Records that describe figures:
==========

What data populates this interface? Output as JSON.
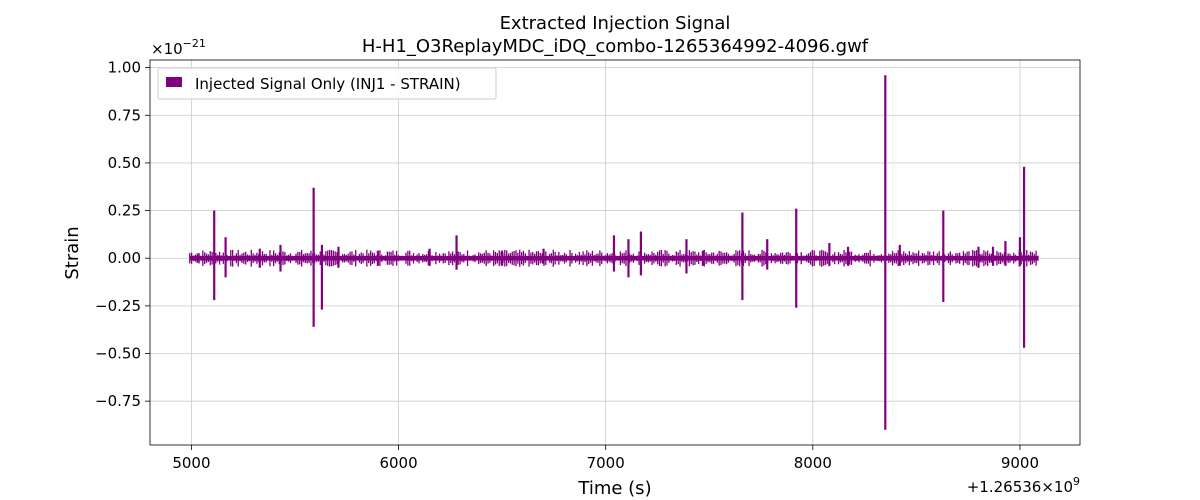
{
  "chart_data": {
    "type": "line",
    "title": "Extracted Injection Signal",
    "subtitle": "H-H1_O3ReplayMDC_iDQ_combo-1265364992-4096.gwf",
    "xlabel": "Time (s)",
    "ylabel": "Strain",
    "y_multiplier": "×10",
    "y_multiplier_exp": "−21",
    "x_offset_base": "+1.26536",
    "x_offset_times": "×10",
    "x_offset_exp": "9",
    "xlim": [
      4800,
      9290
    ],
    "ylim": [
      -0.98,
      1.04
    ],
    "x_ticks": [
      5000,
      6000,
      7000,
      8000,
      9000
    ],
    "x_tick_labels": [
      "5000",
      "6000",
      "7000",
      "8000",
      "9000"
    ],
    "y_ticks": [
      1.0,
      0.75,
      0.5,
      0.25,
      0.0,
      -0.25,
      -0.5,
      -0.75
    ],
    "y_tick_labels": [
      "1.00",
      "0.75",
      "0.50",
      "0.25",
      "0.00",
      "−0.25",
      "−0.50",
      "−0.75"
    ],
    "grid": true,
    "legend_position": "top-left",
    "series": [
      {
        "name": "Injected Signal Only (INJ1 - STRAIN)",
        "color": "#800080",
        "x_range": [
          4992,
          9088
        ],
        "baseline_amplitude": 0.012,
        "spikes": [
          {
            "t": 5030,
            "lo": -0.02,
            "hi": 0.02
          },
          {
            "t": 5110,
            "lo": -0.22,
            "hi": 0.25
          },
          {
            "t": 5165,
            "lo": -0.1,
            "hi": 0.11
          },
          {
            "t": 5330,
            "lo": -0.05,
            "hi": 0.05
          },
          {
            "t": 5430,
            "lo": -0.07,
            "hi": 0.07
          },
          {
            "t": 5590,
            "lo": -0.36,
            "hi": 0.37
          },
          {
            "t": 5630,
            "lo": -0.27,
            "hi": 0.07
          },
          {
            "t": 5710,
            "lo": -0.05,
            "hi": 0.06
          },
          {
            "t": 5900,
            "lo": -0.04,
            "hi": 0.04
          },
          {
            "t": 6150,
            "lo": -0.04,
            "hi": 0.05
          },
          {
            "t": 6280,
            "lo": -0.06,
            "hi": 0.12
          },
          {
            "t": 6500,
            "lo": -0.04,
            "hi": 0.04
          },
          {
            "t": 6700,
            "lo": -0.03,
            "hi": 0.05
          },
          {
            "t": 7040,
            "lo": -0.07,
            "hi": 0.12
          },
          {
            "t": 7110,
            "lo": -0.1,
            "hi": 0.1
          },
          {
            "t": 7170,
            "lo": -0.09,
            "hi": 0.14
          },
          {
            "t": 7390,
            "lo": -0.08,
            "hi": 0.1
          },
          {
            "t": 7470,
            "lo": -0.04,
            "hi": 0.04
          },
          {
            "t": 7660,
            "lo": -0.22,
            "hi": 0.24
          },
          {
            "t": 7780,
            "lo": -0.06,
            "hi": 0.1
          },
          {
            "t": 7920,
            "lo": -0.26,
            "hi": 0.26
          },
          {
            "t": 8080,
            "lo": -0.04,
            "hi": 0.08
          },
          {
            "t": 8170,
            "lo": -0.04,
            "hi": 0.06
          },
          {
            "t": 8350,
            "lo": -0.9,
            "hi": 0.96
          },
          {
            "t": 8420,
            "lo": -0.04,
            "hi": 0.07
          },
          {
            "t": 8630,
            "lo": -0.23,
            "hi": 0.25
          },
          {
            "t": 8800,
            "lo": -0.05,
            "hi": 0.06
          },
          {
            "t": 8870,
            "lo": -0.04,
            "hi": 0.06
          },
          {
            "t": 8930,
            "lo": -0.04,
            "hi": 0.09
          },
          {
            "t": 9000,
            "lo": -0.04,
            "hi": 0.11
          },
          {
            "t": 9020,
            "lo": -0.47,
            "hi": 0.48
          }
        ]
      }
    ]
  }
}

==========

» **Your instructions**:
Reproduce the whole listing above word for word, but not its pictures.

» **Result**:
What data populates this interface? Output as JSON.
{
  "chart_data": {
    "type": "line",
    "title": "Extracted Injection Signal",
    "subtitle": "H-H1_O3ReplayMDC_iDQ_combo-1265364992-4096.gwf",
    "xlabel": "Time (s)",
    "ylabel": "Strain",
    "y_multiplier": "×10",
    "y_multiplier_exp": "−21",
    "x_offset_base": "+1.26536",
    "x_offset_times": "×10",
    "x_offset_exp": "9",
    "xlim": [
      4800,
      9290
    ],
    "ylim": [
      -0.98,
      1.04
    ],
    "x_ticks": [
      5000,
      6000,
      7000,
      8000,
      9000
    ],
    "x_tick_labels": [
      "5000",
      "6000",
      "7000",
      "8000",
      "9000"
    ],
    "y_ticks": [
      1.0,
      0.75,
      0.5,
      0.25,
      0.0,
      -0.25,
      -0.5,
      -0.75
    ],
    "y_tick_labels": [
      "1.00",
      "0.75",
      "0.50",
      "0.25",
      "0.00",
      "−0.25",
      "−0.50",
      "−0.75"
    ],
    "grid": true,
    "legend_position": "top-left",
    "series": [
      {
        "name": "Injected Signal Only (INJ1 - STRAIN)",
        "color": "#800080",
        "x_range": [
          4992,
          9088
        ],
        "baseline_amplitude": 0.012,
        "spikes": [
          {
            "t": 5030,
            "lo": -0.02,
            "hi": 0.02
          },
          {
            "t": 5110,
            "lo": -0.22,
            "hi": 0.25
          },
          {
            "t": 5165,
            "lo": -0.1,
            "hi": 0.11
          },
          {
            "t": 5330,
            "lo": -0.05,
            "hi": 0.05
          },
          {
            "t": 5430,
            "lo": -0.07,
            "hi": 0.07
          },
          {
            "t": 5590,
            "lo": -0.36,
            "hi": 0.37
          },
          {
            "t": 5630,
            "lo": -0.27,
            "hi": 0.07
          },
          {
            "t": 5710,
            "lo": -0.05,
            "hi": 0.06
          },
          {
            "t": 5900,
            "lo": -0.04,
            "hi": 0.04
          },
          {
            "t": 6150,
            "lo": -0.04,
            "hi": 0.05
          },
          {
            "t": 6280,
            "lo": -0.06,
            "hi": 0.12
          },
          {
            "t": 6500,
            "lo": -0.04,
            "hi": 0.04
          },
          {
            "t": 6700,
            "lo": -0.03,
            "hi": 0.05
          },
          {
            "t": 7040,
            "lo": -0.07,
            "hi": 0.12
          },
          {
            "t": 7110,
            "lo": -0.1,
            "hi": 0.1
          },
          {
            "t": 7170,
            "lo": -0.09,
            "hi": 0.14
          },
          {
            "t": 7390,
            "lo": -0.08,
            "hi": 0.1
          },
          {
            "t": 7470,
            "lo": -0.04,
            "hi": 0.04
          },
          {
            "t": 7660,
            "lo": -0.22,
            "hi": 0.24
          },
          {
            "t": 7780,
            "lo": -0.06,
            "hi": 0.1
          },
          {
            "t": 7920,
            "lo": -0.26,
            "hi": 0.26
          },
          {
            "t": 8080,
            "lo": -0.04,
            "hi": 0.08
          },
          {
            "t": 8170,
            "lo": -0.04,
            "hi": 0.06
          },
          {
            "t": 8350,
            "lo": -0.9,
            "hi": 0.96
          },
          {
            "t": 8420,
            "lo": -0.04,
            "hi": 0.07
          },
          {
            "t": 8630,
            "lo": -0.23,
            "hi": 0.25
          },
          {
            "t": 8800,
            "lo": -0.05,
            "hi": 0.06
          },
          {
            "t": 8870,
            "lo": -0.04,
            "hi": 0.06
          },
          {
            "t": 8930,
            "lo": -0.04,
            "hi": 0.09
          },
          {
            "t": 9000,
            "lo": -0.04,
            "hi": 0.11
          },
          {
            "t": 9020,
            "lo": -0.47,
            "hi": 0.48
          }
        ]
      }
    ]
  }
}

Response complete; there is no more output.